(Figure collection entries)
[start]

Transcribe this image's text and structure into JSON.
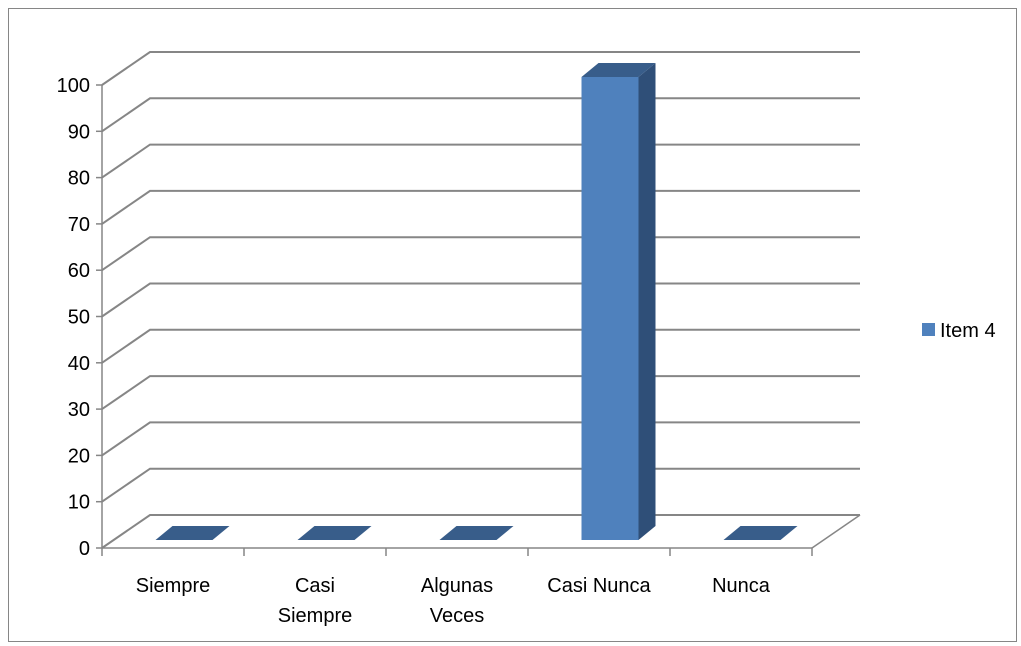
{
  "colors": {
    "bar_front": "#4f81bd",
    "bar_top": "#385d8a",
    "bar_side": "#2f4f78",
    "grid": "#868686",
    "axis": "#868686"
  },
  "chart_data": {
    "type": "bar",
    "categories": [
      "Siempre",
      "Casi Siempre",
      "Algunas Veces",
      "Casi Nunca",
      "Nunca"
    ],
    "category_lines": [
      [
        "Siempre"
      ],
      [
        "Casi",
        "Siempre"
      ],
      [
        "Algunas",
        "Veces"
      ],
      [
        "Casi Nunca"
      ],
      [
        "Nunca"
      ]
    ],
    "series": [
      {
        "name": "Item 4",
        "values": [
          0,
          0,
          0,
          100,
          0
        ]
      }
    ],
    "ylim": [
      0,
      100
    ],
    "yticks": [
      0,
      10,
      20,
      30,
      40,
      50,
      60,
      70,
      80,
      90,
      100
    ],
    "title": "",
    "xlabel": "",
    "ylabel": "",
    "grid": true,
    "legend_position": "right",
    "three_d": true
  }
}
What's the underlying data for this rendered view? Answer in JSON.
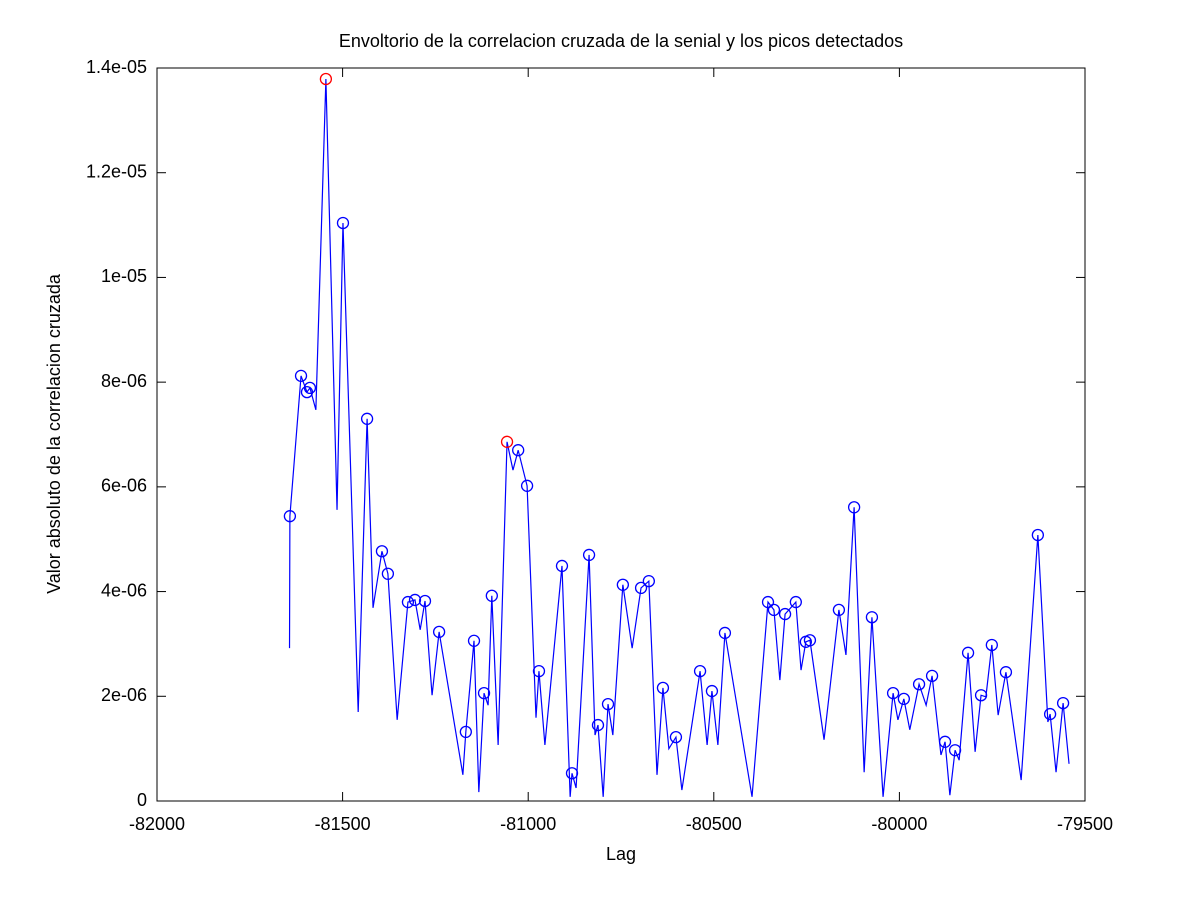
{
  "chart_data": {
    "type": "line",
    "title": "Envoltorio de la correlacion cruzada de la senial y los picos detectados",
    "xlabel": "Lag",
    "ylabel": "Valor absoluto de la correlacion cruzada",
    "xlim": [
      -82000,
      -79500
    ],
    "xticks": [
      -82000,
      -81500,
      -81000,
      -80500,
      -80000,
      -79500
    ],
    "ylim": [
      0,
      1.4e-05
    ],
    "yticks": [
      0,
      {
        "value": 2e-06,
        "label": "2e-06"
      },
      {
        "value": 4e-06,
        "label": "4e-06"
      },
      {
        "value": 6e-06,
        "label": "6e-06"
      },
      {
        "value": 8e-06,
        "label": "8e-06"
      },
      {
        "value": 1e-05,
        "label": "1e-05"
      },
      {
        "value": 1.2e-05,
        "label": "1.2e-05"
      },
      {
        "value": 1.4e-05,
        "label": "1.4e-05"
      }
    ],
    "grid": false,
    "series": [
      {
        "type": "line",
        "color": "#0000ff",
        "x": [
          -81643,
          -81642,
          -81612,
          -81596,
          -81588,
          -81572,
          -81545,
          -81515,
          -81499,
          -81458,
          -81434,
          -81418,
          -81394,
          -81378,
          -81353,
          -81324,
          -81305,
          -81291,
          -81278,
          -81259,
          -81240,
          -81176,
          -81168,
          -81146,
          -81133,
          -81119,
          -81108,
          -81098,
          -81081,
          -81057,
          -81041,
          -81027,
          -81003,
          -80979,
          -80971,
          -80955,
          -80909,
          -80887,
          -80882,
          -80871,
          -80836,
          -80820,
          -80812,
          -80798,
          -80785,
          -80772,
          -80745,
          -80720,
          -80696,
          -80675,
          -80653,
          -80637,
          -80621,
          -80602,
          -80586,
          -80537,
          -80518,
          -80505,
          -80489,
          -80470,
          -80397,
          -80354,
          -80338,
          -80322,
          -80308,
          -80279,
          -80265,
          -80252,
          -80241,
          -80203,
          -80163,
          -80144,
          -80122,
          -80095,
          -80074,
          -80044,
          -80017,
          -80004,
          -79988,
          -79972,
          -79947,
          -79928,
          -79912,
          -79888,
          -79877,
          -79864,
          -79850,
          -79839,
          -79815,
          -79796,
          -79780,
          -79767,
          -79751,
          -79734,
          -79713,
          -79672,
          -79627,
          -79600,
          -79594,
          -79578,
          -79559,
          -79543
        ],
        "values": [
          2.92e-06,
          5.44e-06,
          8.12e-06,
          7.81e-06,
          7.89e-06,
          7.47e-06,
          1.379e-05,
          5.56e-06,
          1.104e-05,
          1.7e-06,
          7.3e-06,
          3.69e-06,
          4.77e-06,
          4.34e-06,
          1.55e-06,
          3.8e-06,
          3.84e-06,
          3.27e-06,
          3.82e-06,
          2.02e-06,
          3.23e-06,
          5e-07,
          1.32e-06,
          3.06e-06,
          1.7e-07,
          2.06e-06,
          1.83e-06,
          3.92e-06,
          1.07e-06,
          6.86e-06,
          6.32e-06,
          6.7e-06,
          6.02e-06,
          1.59e-06,
          2.48e-06,
          1.07e-06,
          4.49e-06,
          8e-08,
          5.3e-07,
          2.5e-07,
          4.7e-06,
          1.26e-06,
          1.45e-06,
          8e-08,
          1.85e-06,
          1.26e-06,
          4.13e-06,
          2.92e-06,
          4.07e-06,
          4.2e-06,
          5e-07,
          2.16e-06,
          1e-06,
          1.22e-06,
          2.1e-07,
          2.48e-06,
          1.07e-06,
          2.1e-06,
          1.07e-06,
          3.21e-06,
          8e-08,
          3.8e-06,
          3.65e-06,
          2.31e-06,
          3.57e-06,
          3.8e-06,
          2.5e-06,
          3.04e-06,
          3.07e-06,
          1.17e-06,
          3.65e-06,
          2.79e-06,
          5.61e-06,
          5.5e-07,
          3.51e-06,
          8e-08,
          2.06e-06,
          1.55e-06,
          1.95e-06,
          1.36e-06,
          2.23e-06,
          1.83e-06,
          2.39e-06,
          8.8e-07,
          1.13e-06,
          1.1e-07,
          9.7e-07,
          7.8e-07,
          2.83e-06,
          9.4e-07,
          2.02e-06,
          1.99e-06,
          2.98e-06,
          1.64e-06,
          2.46e-06,
          4e-07,
          5.08e-06,
          1.51e-06,
          1.66e-06,
          5.5e-07,
          1.87e-06,
          7.1e-07
        ]
      },
      {
        "type": "scatter",
        "color": "#0000ff",
        "x": [
          -81642,
          -81612,
          -81596,
          -81588,
          -81499,
          -81434,
          -81394,
          -81378,
          -81324,
          -81305,
          -81278,
          -81240,
          -81168,
          -81146,
          -81119,
          -81098,
          -81027,
          -81003,
          -80971,
          -80909,
          -80882,
          -80836,
          -80812,
          -80785,
          -80745,
          -80696,
          -80675,
          -80637,
          -80602,
          -80537,
          -80505,
          -80470,
          -80354,
          -80338,
          -80308,
          -80279,
          -80252,
          -80241,
          -80163,
          -80122,
          -80074,
          -80017,
          -79988,
          -79947,
          -79912,
          -79877,
          -79850,
          -79815,
          -79780,
          -79751,
          -79713,
          -79627,
          -79594,
          -79559
        ],
        "values": [
          5.44e-06,
          8.12e-06,
          7.81e-06,
          7.89e-06,
          1.104e-05,
          7.3e-06,
          4.77e-06,
          4.34e-06,
          3.8e-06,
          3.84e-06,
          3.82e-06,
          3.23e-06,
          1.32e-06,
          3.06e-06,
          2.06e-06,
          3.92e-06,
          6.7e-06,
          6.02e-06,
          2.48e-06,
          4.49e-06,
          5.3e-07,
          4.7e-06,
          1.45e-06,
          1.85e-06,
          4.13e-06,
          4.07e-06,
          4.2e-06,
          2.16e-06,
          1.22e-06,
          2.48e-06,
          2.1e-06,
          3.21e-06,
          3.8e-06,
          3.65e-06,
          3.57e-06,
          3.8e-06,
          3.04e-06,
          3.07e-06,
          3.65e-06,
          5.61e-06,
          3.51e-06,
          2.06e-06,
          1.95e-06,
          2.23e-06,
          2.39e-06,
          1.13e-06,
          9.7e-07,
          2.83e-06,
          2.02e-06,
          2.98e-06,
          2.46e-06,
          5.08e-06,
          1.66e-06,
          1.87e-06
        ]
      },
      {
        "type": "scatter",
        "color": "#ff0000",
        "x": [
          -81545,
          -81057
        ],
        "values": [
          1.379e-05,
          6.86e-06
        ]
      }
    ]
  }
}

[end]

What you have to do =>
Omit every picture, then repeat the remaining data exactly as it appears above.

Task output =>
Transcribe this image's text and structure into JSON.
{
  "colors": {
    "bar_front": "#4f81bd",
    "bar_top": "#385d8a",
    "bar_side": "#2f4f78",
    "grid": "#868686",
    "axis": "#868686"
  },
  "chart_data": {
    "type": "bar",
    "categories": [
      "Siempre",
      "Casi Siempre",
      "Algunas Veces",
      "Casi Nunca",
      "Nunca"
    ],
    "category_lines": [
      [
        "Siempre"
      ],
      [
        "Casi",
        "Siempre"
      ],
      [
        "Algunas",
        "Veces"
      ],
      [
        "Casi Nunca"
      ],
      [
        "Nunca"
      ]
    ],
    "series": [
      {
        "name": "Item 4",
        "values": [
          0,
          0,
          0,
          100,
          0
        ]
      }
    ],
    "ylim": [
      0,
      100
    ],
    "yticks": [
      0,
      10,
      20,
      30,
      40,
      50,
      60,
      70,
      80,
      90,
      100
    ],
    "title": "",
    "xlabel": "",
    "ylabel": "",
    "grid": true,
    "legend_position": "right",
    "three_d": true
  }
}
What's the underlying data for this rendered view? Answer in JSON.
{
  "chart_data": {
    "type": "line",
    "title": "Envoltorio de la correlacion cruzada de la senial y los picos detectados",
    "xlabel": "Lag",
    "ylabel": "Valor absoluto de la correlacion cruzada",
    "xlim": [
      -82000,
      -79500
    ],
    "xticks": [
      -82000,
      -81500,
      -81000,
      -80500,
      -80000,
      -79500
    ],
    "ylim": [
      0,
      1.4e-05
    ],
    "yticks": [
      0,
      {
        "value": 2e-06,
        "label": "2e-06"
      },
      {
        "value": 4e-06,
        "label": "4e-06"
      },
      {
        "value": 6e-06,
        "label": "6e-06"
      },
      {
        "value": 8e-06,
        "label": "8e-06"
      },
      {
        "value": 1e-05,
        "label": "1e-05"
      },
      {
        "value": 1.2e-05,
        "label": "1.2e-05"
      },
      {
        "value": 1.4e-05,
        "label": "1.4e-05"
      }
    ],
    "grid": false,
    "series": [
      {
        "type": "line",
        "color": "#0000ff",
        "x": [
          -81643,
          -81642,
          -81612,
          -81596,
          -81588,
          -81572,
          -81545,
          -81515,
          -81499,
          -81458,
          -81434,
          -81418,
          -81394,
          -81378,
          -81353,
          -81324,
          -81305,
          -81291,
          -81278,
          -81259,
          -81240,
          -81176,
          -81168,
          -81146,
          -81133,
          -81119,
          -81108,
          -81098,
          -81081,
          -81057,
          -81041,
          -81027,
          -81003,
          -80979,
          -80971,
          -80955,
          -80909,
          -80887,
          -80882,
          -80871,
          -80836,
          -80820,
          -80812,
          -80798,
          -80785,
          -80772,
          -80745,
          -80720,
          -80696,
          -80675,
          -80653,
          -80637,
          -80621,
          -80602,
          -80586,
          -80537,
          -80518,
          -80505,
          -80489,
          -80470,
          -80397,
          -80354,
          -80338,
          -80322,
          -80308,
          -80279,
          -80265,
          -80252,
          -80241,
          -80203,
          -80163,
          -80144,
          -80122,
          -80095,
          -80074,
          -80044,
          -80017,
          -80004,
          -79988,
          -79972,
          -79947,
          -79928,
          -79912,
          -79888,
          -79877,
          -79864,
          -79850,
          -79839,
          -79815,
          -79796,
          -79780,
          -79767,
          -79751,
          -79734,
          -79713,
          -79672,
          -79627,
          -79600,
          -79594,
          -79578,
          -79559,
          -79543
        ],
        "values": [
          2.92e-06,
          5.44e-06,
          8.12e-06,
          7.81e-06,
          7.89e-06,
          7.47e-06,
          1.379e-05,
          5.56e-06,
          1.104e-05,
          1.7e-06,
          7.3e-06,
          3.69e-06,
          4.77e-06,
          4.34e-06,
          1.55e-06,
          3.8e-06,
          3.84e-06,
          3.27e-06,
          3.82e-06,
          2.02e-06,
          3.23e-06,
          5e-07,
          1.32e-06,
          3.06e-06,
          1.7e-07,
          2.06e-06,
          1.83e-06,
          3.92e-06,
          1.07e-06,
          6.86e-06,
          6.32e-06,
          6.7e-06,
          6.02e-06,
          1.59e-06,
          2.48e-06,
          1.07e-06,
          4.49e-06,
          8e-08,
          5.3e-07,
          2.5e-07,
          4.7e-06,
          1.26e-06,
          1.45e-06,
          8e-08,
          1.85e-06,
          1.26e-06,
          4.13e-06,
          2.92e-06,
          4.07e-06,
          4.2e-06,
          5e-07,
          2.16e-06,
          1e-06,
          1.22e-06,
          2.1e-07,
          2.48e-06,
          1.07e-06,
          2.1e-06,
          1.07e-06,
          3.21e-06,
          8e-08,
          3.8e-06,
          3.65e-06,
          2.31e-06,
          3.57e-06,
          3.8e-06,
          2.5e-06,
          3.04e-06,
          3.07e-06,
          1.17e-06,
          3.65e-06,
          2.79e-06,
          5.61e-06,
          5.5e-07,
          3.51e-06,
          8e-08,
          2.06e-06,
          1.55e-06,
          1.95e-06,
          1.36e-06,
          2.23e-06,
          1.83e-06,
          2.39e-06,
          8.8e-07,
          1.13e-06,
          1.1e-07,
          9.7e-07,
          7.8e-07,
          2.83e-06,
          9.4e-07,
          2.02e-06,
          1.99e-06,
          2.98e-06,
          1.64e-06,
          2.46e-06,
          4e-07,
          5.08e-06,
          1.51e-06,
          1.66e-06,
          5.5e-07,
          1.87e-06,
          7.1e-07
        ]
      },
      {
        "type": "scatter",
        "color": "#0000ff",
        "x": [
          -81642,
          -81612,
          -81596,
          -81588,
          -81499,
          -81434,
          -81394,
          -81378,
          -81324,
          -81305,
          -81278,
          -81240,
          -81168,
          -81146,
          -81119,
          -81098,
          -81027,
          -81003,
          -80971,
          -80909,
          -80882,
          -80836,
          -80812,
          -80785,
          -80745,
          -80696,
          -80675,
          -80637,
          -80602,
          -80537,
          -80505,
          -80470,
          -80354,
          -80338,
          -80308,
          -80279,
          -80252,
          -80241,
          -80163,
          -80122,
          -80074,
          -80017,
          -79988,
          -79947,
          -79912,
          -79877,
          -79850,
          -79815,
          -79780,
          -79751,
          -79713,
          -79627,
          -79594,
          -79559
        ],
        "values": [
          5.44e-06,
          8.12e-06,
          7.81e-06,
          7.89e-06,
          1.104e-05,
          7.3e-06,
          4.77e-06,
          4.34e-06,
          3.8e-06,
          3.84e-06,
          3.82e-06,
          3.23e-06,
          1.32e-06,
          3.06e-06,
          2.06e-06,
          3.92e-06,
          6.7e-06,
          6.02e-06,
          2.48e-06,
          4.49e-06,
          5.3e-07,
          4.7e-06,
          1.45e-06,
          1.85e-06,
          4.13e-06,
          4.07e-06,
          4.2e-06,
          2.16e-06,
          1.22e-06,
          2.48e-06,
          2.1e-06,
          3.21e-06,
          3.8e-06,
          3.65e-06,
          3.57e-06,
          3.8e-06,
          3.04e-06,
          3.07e-06,
          3.65e-06,
          5.61e-06,
          3.51e-06,
          2.06e-06,
          1.95e-06,
          2.23e-06,
          2.39e-06,
          1.13e-06,
          9.7e-07,
          2.83e-06,
          2.02e-06,
          2.98e-06,
          2.46e-06,
          5.08e-06,
          1.66e-06,
          1.87e-06
        ]
      },
      {
        "type": "scatter",
        "color": "#ff0000",
        "x": [
          -81545,
          -81057
        ],
        "values": [
          1.379e-05,
          6.86e-06
        ]
      }
    ]
  }
}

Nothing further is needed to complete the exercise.